* Dataset items:
◆ ◆ ◆
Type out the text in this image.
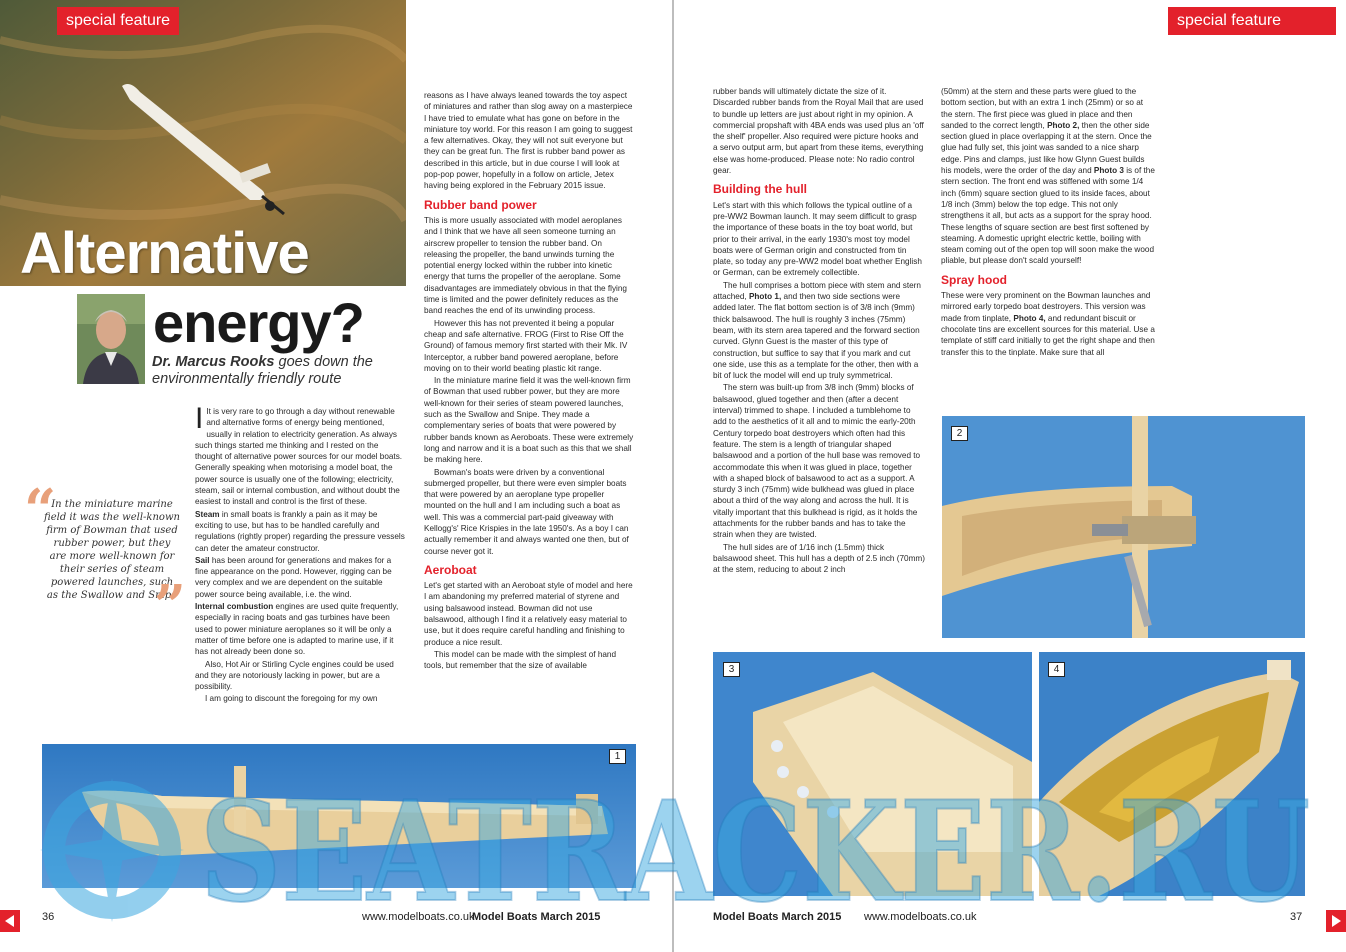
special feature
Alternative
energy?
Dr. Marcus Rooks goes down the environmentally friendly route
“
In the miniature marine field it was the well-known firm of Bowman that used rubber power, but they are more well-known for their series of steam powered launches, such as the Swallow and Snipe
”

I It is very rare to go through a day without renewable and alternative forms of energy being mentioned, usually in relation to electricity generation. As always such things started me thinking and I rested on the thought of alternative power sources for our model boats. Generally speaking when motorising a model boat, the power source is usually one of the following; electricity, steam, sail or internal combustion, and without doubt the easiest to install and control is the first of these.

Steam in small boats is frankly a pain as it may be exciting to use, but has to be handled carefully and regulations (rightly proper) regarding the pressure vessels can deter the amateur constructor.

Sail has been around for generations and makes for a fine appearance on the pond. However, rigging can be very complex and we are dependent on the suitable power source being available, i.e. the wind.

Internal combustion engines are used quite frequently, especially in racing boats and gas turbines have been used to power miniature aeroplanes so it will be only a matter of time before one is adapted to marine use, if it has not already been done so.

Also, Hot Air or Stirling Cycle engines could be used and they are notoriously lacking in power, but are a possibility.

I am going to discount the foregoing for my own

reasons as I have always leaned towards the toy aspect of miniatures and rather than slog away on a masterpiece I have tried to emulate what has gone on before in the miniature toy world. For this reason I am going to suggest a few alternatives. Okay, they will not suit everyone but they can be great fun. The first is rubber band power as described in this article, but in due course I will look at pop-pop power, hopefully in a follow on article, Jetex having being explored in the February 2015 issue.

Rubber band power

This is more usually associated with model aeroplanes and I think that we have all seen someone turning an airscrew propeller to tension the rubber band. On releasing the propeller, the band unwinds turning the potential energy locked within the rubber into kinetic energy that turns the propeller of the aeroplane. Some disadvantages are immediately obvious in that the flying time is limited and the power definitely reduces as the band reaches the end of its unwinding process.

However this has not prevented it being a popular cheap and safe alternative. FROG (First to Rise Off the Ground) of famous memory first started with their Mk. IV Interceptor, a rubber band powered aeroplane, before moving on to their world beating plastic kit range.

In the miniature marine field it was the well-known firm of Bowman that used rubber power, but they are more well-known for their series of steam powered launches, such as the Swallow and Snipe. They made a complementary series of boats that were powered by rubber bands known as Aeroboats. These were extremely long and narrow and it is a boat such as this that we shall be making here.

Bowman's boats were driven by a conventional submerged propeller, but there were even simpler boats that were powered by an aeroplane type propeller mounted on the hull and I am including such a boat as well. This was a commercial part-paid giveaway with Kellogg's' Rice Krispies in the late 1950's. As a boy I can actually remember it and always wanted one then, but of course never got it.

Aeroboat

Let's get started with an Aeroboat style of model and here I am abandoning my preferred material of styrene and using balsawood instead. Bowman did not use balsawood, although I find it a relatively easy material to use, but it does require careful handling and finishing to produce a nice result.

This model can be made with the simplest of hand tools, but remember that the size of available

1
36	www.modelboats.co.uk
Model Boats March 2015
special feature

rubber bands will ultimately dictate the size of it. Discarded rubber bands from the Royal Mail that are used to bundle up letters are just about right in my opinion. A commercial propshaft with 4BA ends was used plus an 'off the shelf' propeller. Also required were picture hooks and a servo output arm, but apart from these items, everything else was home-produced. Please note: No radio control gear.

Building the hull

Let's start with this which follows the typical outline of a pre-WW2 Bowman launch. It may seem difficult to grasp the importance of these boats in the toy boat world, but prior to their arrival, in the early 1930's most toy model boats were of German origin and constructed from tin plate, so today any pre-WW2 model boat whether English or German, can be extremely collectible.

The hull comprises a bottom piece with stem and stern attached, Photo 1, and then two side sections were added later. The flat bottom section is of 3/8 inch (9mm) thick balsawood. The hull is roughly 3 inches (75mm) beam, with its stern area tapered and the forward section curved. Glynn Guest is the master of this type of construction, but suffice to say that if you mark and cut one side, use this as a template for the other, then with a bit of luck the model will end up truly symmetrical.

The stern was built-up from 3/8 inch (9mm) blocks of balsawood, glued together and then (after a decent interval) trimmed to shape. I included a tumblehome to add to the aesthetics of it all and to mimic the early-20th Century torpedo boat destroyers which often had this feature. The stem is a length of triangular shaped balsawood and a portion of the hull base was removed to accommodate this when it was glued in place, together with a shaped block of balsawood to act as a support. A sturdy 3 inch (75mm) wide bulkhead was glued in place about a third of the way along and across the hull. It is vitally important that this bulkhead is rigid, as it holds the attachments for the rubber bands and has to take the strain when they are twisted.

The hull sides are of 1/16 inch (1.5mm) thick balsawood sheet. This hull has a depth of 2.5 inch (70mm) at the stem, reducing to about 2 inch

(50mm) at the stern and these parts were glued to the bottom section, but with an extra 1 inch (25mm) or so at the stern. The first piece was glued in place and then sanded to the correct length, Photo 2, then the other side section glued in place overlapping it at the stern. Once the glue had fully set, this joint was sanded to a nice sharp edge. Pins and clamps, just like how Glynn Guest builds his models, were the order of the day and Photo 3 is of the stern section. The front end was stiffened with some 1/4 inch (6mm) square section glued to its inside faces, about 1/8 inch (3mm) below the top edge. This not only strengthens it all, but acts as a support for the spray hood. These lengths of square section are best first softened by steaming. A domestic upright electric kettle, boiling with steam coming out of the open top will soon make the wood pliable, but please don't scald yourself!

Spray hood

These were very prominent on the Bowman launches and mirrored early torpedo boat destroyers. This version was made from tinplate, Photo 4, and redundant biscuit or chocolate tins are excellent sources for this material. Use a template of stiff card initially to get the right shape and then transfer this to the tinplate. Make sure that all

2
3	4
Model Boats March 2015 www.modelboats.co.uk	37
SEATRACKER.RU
◆ ◆ ◆
* Written request: Pull out every line above that holds the word "remember".

* Full solution:
Bowman's boats were driven by a conventional submerged propeller, but there were even simpler boats that were powered by an aeroplane type propeller mounted on the hull and I am including such a boat as well. This was a commercial part-paid giveaway with Kellogg's' Rice Krispies in the late 1950's. As a boy I can actually remember it and always wanted one then, but of course never got it.
This model can be made with the simplest of hand tools, but remember that the size of available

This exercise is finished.